Written request:
Restate the entries below verbatim.

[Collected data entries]
Begin
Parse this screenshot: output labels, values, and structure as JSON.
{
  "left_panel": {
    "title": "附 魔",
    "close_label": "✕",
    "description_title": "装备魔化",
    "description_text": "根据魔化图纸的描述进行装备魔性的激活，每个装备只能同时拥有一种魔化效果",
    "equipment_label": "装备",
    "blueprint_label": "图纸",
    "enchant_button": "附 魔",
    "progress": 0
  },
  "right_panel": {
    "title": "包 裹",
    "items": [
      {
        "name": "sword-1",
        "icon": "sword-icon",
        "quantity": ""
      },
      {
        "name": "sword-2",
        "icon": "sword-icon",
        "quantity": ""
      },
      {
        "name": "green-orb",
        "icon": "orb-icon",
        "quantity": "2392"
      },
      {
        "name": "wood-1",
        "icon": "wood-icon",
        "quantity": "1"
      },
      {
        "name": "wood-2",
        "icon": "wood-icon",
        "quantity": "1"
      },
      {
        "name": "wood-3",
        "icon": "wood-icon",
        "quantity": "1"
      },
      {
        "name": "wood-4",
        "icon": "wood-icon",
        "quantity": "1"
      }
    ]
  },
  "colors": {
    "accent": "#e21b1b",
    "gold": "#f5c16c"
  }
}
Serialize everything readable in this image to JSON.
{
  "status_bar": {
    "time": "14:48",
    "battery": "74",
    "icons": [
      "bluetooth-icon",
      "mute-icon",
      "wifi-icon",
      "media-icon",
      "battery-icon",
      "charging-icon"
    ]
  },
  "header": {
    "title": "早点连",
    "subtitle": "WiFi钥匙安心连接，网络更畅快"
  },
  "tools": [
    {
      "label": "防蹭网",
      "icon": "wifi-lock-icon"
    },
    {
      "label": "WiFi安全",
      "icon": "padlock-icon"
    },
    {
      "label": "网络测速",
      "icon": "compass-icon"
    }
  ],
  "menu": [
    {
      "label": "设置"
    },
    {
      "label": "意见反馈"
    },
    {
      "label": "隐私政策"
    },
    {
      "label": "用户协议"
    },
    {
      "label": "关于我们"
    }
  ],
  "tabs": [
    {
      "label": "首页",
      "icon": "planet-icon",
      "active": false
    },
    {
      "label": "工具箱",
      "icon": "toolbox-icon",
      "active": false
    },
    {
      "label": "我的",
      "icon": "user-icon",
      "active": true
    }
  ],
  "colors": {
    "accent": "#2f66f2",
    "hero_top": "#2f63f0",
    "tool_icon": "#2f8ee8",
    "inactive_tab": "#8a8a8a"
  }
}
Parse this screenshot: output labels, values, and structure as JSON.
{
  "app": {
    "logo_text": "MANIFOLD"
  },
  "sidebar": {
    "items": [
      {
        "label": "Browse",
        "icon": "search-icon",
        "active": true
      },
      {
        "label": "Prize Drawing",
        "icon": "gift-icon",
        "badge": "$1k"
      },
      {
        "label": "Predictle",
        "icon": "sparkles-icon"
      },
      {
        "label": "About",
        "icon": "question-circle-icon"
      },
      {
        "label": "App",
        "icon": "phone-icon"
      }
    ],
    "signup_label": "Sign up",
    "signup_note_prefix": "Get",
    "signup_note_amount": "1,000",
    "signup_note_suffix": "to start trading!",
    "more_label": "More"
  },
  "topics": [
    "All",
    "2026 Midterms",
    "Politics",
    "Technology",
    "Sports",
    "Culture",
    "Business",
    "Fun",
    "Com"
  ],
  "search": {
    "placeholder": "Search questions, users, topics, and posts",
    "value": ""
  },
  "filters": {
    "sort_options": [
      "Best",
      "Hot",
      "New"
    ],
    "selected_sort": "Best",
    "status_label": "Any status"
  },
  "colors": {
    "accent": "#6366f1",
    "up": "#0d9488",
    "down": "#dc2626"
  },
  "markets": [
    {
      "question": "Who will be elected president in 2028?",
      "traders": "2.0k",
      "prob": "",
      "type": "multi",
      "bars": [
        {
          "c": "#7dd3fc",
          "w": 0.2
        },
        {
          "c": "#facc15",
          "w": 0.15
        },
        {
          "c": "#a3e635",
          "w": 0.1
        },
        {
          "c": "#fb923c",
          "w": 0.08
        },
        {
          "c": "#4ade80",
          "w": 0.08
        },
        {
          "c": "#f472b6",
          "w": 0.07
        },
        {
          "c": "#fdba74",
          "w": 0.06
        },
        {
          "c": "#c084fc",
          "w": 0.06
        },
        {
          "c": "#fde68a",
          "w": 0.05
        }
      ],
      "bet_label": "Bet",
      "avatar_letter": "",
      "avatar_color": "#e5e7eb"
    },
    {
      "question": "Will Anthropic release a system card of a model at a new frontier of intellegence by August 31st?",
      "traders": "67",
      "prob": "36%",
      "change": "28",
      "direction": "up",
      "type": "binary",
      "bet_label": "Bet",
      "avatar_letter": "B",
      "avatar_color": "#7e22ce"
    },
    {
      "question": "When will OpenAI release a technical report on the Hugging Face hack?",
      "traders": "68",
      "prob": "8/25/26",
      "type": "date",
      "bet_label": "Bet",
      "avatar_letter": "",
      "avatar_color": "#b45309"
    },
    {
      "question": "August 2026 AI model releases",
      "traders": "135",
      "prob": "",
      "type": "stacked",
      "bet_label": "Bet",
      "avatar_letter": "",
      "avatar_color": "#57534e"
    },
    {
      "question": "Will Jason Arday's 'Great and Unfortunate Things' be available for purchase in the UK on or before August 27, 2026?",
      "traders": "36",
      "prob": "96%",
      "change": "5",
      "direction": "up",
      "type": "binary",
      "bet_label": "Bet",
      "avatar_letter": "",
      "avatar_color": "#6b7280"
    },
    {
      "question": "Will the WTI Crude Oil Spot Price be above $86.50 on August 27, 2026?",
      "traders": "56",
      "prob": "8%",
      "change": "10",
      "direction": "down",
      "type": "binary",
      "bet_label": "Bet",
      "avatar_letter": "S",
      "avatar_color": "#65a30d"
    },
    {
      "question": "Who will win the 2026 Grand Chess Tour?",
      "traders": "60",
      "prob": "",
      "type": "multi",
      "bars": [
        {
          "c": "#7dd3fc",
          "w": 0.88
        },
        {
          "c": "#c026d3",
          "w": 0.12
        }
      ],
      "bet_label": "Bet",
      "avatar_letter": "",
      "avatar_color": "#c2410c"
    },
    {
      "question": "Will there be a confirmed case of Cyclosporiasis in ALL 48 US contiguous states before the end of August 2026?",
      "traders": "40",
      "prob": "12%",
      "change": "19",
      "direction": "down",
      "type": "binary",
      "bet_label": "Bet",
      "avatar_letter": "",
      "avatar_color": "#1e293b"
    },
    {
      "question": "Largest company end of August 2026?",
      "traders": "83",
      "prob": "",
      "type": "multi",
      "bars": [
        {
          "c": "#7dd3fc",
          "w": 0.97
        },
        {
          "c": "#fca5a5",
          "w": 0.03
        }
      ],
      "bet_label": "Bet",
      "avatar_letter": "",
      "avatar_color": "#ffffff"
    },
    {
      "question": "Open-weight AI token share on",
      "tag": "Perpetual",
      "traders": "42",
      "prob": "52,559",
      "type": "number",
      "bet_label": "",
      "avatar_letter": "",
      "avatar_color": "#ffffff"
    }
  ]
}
End
The result:
Parse this screenshot: output labels, values, and structure as JSON.
{
  "left_panel": {
    "title": "附 魔",
    "close_label": "✕",
    "description_title": "装备魔化",
    "description_text": "根据魔化图纸的描述进行装备魔性的激活，每个装备只能同时拥有一种魔化效果",
    "equipment_label": "装备",
    "blueprint_label": "图纸",
    "enchant_button": "附 魔",
    "progress": 0
  },
  "right_panel": {
    "title": "包 裹",
    "items": [
      {
        "name": "sword-1",
        "icon": "sword-icon",
        "quantity": ""
      },
      {
        "name": "sword-2",
        "icon": "sword-icon",
        "quantity": ""
      },
      {
        "name": "green-orb",
        "icon": "orb-icon",
        "quantity": "2392"
      },
      {
        "name": "wood-1",
        "icon": "wood-icon",
        "quantity": "1"
      },
      {
        "name": "wood-2",
        "icon": "wood-icon",
        "quantity": "1"
      },
      {
        "name": "wood-3",
        "icon": "wood-icon",
        "quantity": "1"
      },
      {
        "name": "wood-4",
        "icon": "wood-icon",
        "quantity": "1"
      }
    ]
  },
  "colors": {
    "accent": "#e21b1b",
    "gold": "#f5c16c"
  }
}
Serialize everything readable in this image to JSON.
{
  "status_bar": {
    "time": "14:48",
    "battery": "74",
    "icons": [
      "bluetooth-icon",
      "mute-icon",
      "wifi-icon",
      "media-icon",
      "battery-icon",
      "charging-icon"
    ]
  },
  "header": {
    "title": "早点连",
    "subtitle": "WiFi钥匙安心连接，网络更畅快"
  },
  "tools": [
    {
      "label": "防蹭网",
      "icon": "wifi-lock-icon"
    },
    {
      "label": "WiFi安全",
      "icon": "padlock-icon"
    },
    {
      "label": "网络测速",
      "icon": "compass-icon"
    }
  ],
  "menu": [
    {
      "label": "设置"
    },
    {
      "label": "意见反馈"
    },
    {
      "label": "隐私政策"
    },
    {
      "label": "用户协议"
    },
    {
      "label": "关于我们"
    }
  ],
  "tabs": [
    {
      "label": "首页",
      "icon": "planet-icon",
      "active": false
    },
    {
      "label": "工具箱",
      "icon": "toolbox-icon",
      "active": false
    },
    {
      "label": "我的",
      "icon": "user-icon",
      "active": true
    }
  ],
  "colors": {
    "accent": "#2f66f2",
    "hero_top": "#2f63f0",
    "tool_icon": "#2f8ee8",
    "inactive_tab": "#8a8a8a"
  }
}
Parse this screenshot: output labels, values, and structure as JSON.
{
  "app": {
    "logo_text": "MANIFOLD"
  },
  "sidebar": {
    "items": [
      {
        "label": "Browse",
        "icon": "search-icon",
        "active": true
      },
      {
        "label": "Prize Drawing",
        "icon": "gift-icon",
        "badge": "$1k"
      },
      {
        "label": "Predictle",
        "icon": "sparkles-icon"
      },
      {
        "label": "About",
        "icon": "question-circle-icon"
      },
      {
        "label": "App",
        "icon": "phone-icon"
      }
    ],
    "signup_label": "Sign up",
    "signup_note_prefix": "Get",
    "signup_note_amount": "1,000",
    "signup_note_suffix": "to start trading!",
    "more_label": "More"
  },
  "topics": [
    "All",
    "2026 Midterms",
    "Politics",
    "Technology",
    "Sports",
    "Culture",
    "Business",
    "Fun",
    "Com"
  ],
  "search": {
    "placeholder": "Search questions, users, topics, and posts",
    "value": ""
  },
  "filters": {
    "sort_options": [
      "Best",
      "Hot",
      "New"
    ],
    "selected_sort": "Best",
    "status_label": "Any status"
  },
  "colors": {
    "accent": "#6366f1",
    "up": "#0d9488",
    "down": "#dc2626"
  },
  "markets": [
    {
      "question": "Who will be elected president in 2028?",
      "traders": "2.0k",
      "prob": "",
      "type": "multi",
      "bars": [
        {
          "c": "#7dd3fc",
          "w": 0.2
        },
        {
          "c": "#facc15",
          "w": 0.15
        },
        {
          "c": "#a3e635",
          "w": 0.1
        },
        {
          "c": "#fb923c",
          "w": 0.08
        },
        {
          "c": "#4ade80",
          "w": 0.08
        },
        {
          "c": "#f472b6",
          "w": 0.07
        },
        {
          "c": "#fdba74",
          "w": 0.06
        },
        {
          "c": "#c084fc",
          "w": 0.06
        },
        {
          "c": "#fde68a",
          "w": 0.05
        }
      ],
      "bet_label": "Bet",
      "avatar_letter": "",
      "avatar_color": "#e5e7eb"
    },
    {
      "question": "Will Anthropic release a system card of a model at a new frontier of intellegence by August 31st?",
      "traders": "67",
      "prob": "36%",
      "change": "28",
      "direction": "up",
      "type": "binary",
      "bet_label": "Bet",
      "avatar_letter": "B",
      "avatar_color": "#7e22ce"
    },
    {
      "question": "When will OpenAI release a technical report on the Hugging Face hack?",
      "traders": "68",
      "prob": "8/25/26",
      "type": "date",
      "bet_label": "Bet",
      "avatar_letter": "",
      "avatar_color": "#b45309"
    },
    {
      "question": "August 2026 AI model releases",
      "traders": "135",
      "prob": "",
      "type": "stacked",
      "bet_label": "Bet",
      "avatar_letter": "",
      "avatar_color": "#57534e"
    },
    {
      "question": "Will Jason Arday's 'Great and Unfortunate Things' be available for purchase in the UK on or before August 27, 2026?",
      "traders": "36",
      "prob": "96%",
      "change": "5",
      "direction": "up",
      "type": "binary",
      "bet_label": "Bet",
      "avatar_letter": "",
      "avatar_color": "#6b7280"
    },
    {
      "question": "Will the WTI Crude Oil Spot Price be above $86.50 on August 27, 2026?",
      "traders": "56",
      "prob": "8%",
      "change": "10",
      "direction": "down",
      "type": "binary",
      "bet_label": "Bet",
      "avatar_letter": "S",
      "avatar_color": "#65a30d"
    },
    {
      "question": "Who will win the 2026 Grand Chess Tour?",
      "traders": "60",
      "prob": "",
      "type": "multi",
      "bars": [
        {
          "c": "#7dd3fc",
          "w": 0.88
        },
        {
          "c": "#c026d3",
          "w": 0.12
        }
      ],
      "bet_label": "Bet",
      "avatar_letter": "",
      "avatar_color": "#c2410c"
    },
    {
      "question": "Will there be a confirmed case of Cyclosporiasis in ALL 48 US contiguous states before the end of August 2026?",
      "traders": "40",
      "prob": "12%",
      "change": "19",
      "direction": "down",
      "type": "binary",
      "bet_label": "Bet",
      "avatar_letter": "",
      "avatar_color": "#1e293b"
    },
    {
      "question": "Largest company end of August 2026?",
      "traders": "83",
      "prob": "",
      "type": "multi",
      "bars": [
        {
          "c": "#7dd3fc",
          "w": 0.97
        },
        {
          "c": "#fca5a5",
          "w": 0.03
        }
      ],
      "bet_label": "Bet",
      "avatar_letter": "",
      "avatar_color": "#ffffff"
    },
    {
      "question": "Open-weight AI token share on",
      "tag": "Perpetual",
      "traders": "42",
      "prob": "52,559",
      "type": "number",
      "bet_label": "",
      "avatar_letter": "",
      "avatar_color": "#ffffff"
    }
  ]
}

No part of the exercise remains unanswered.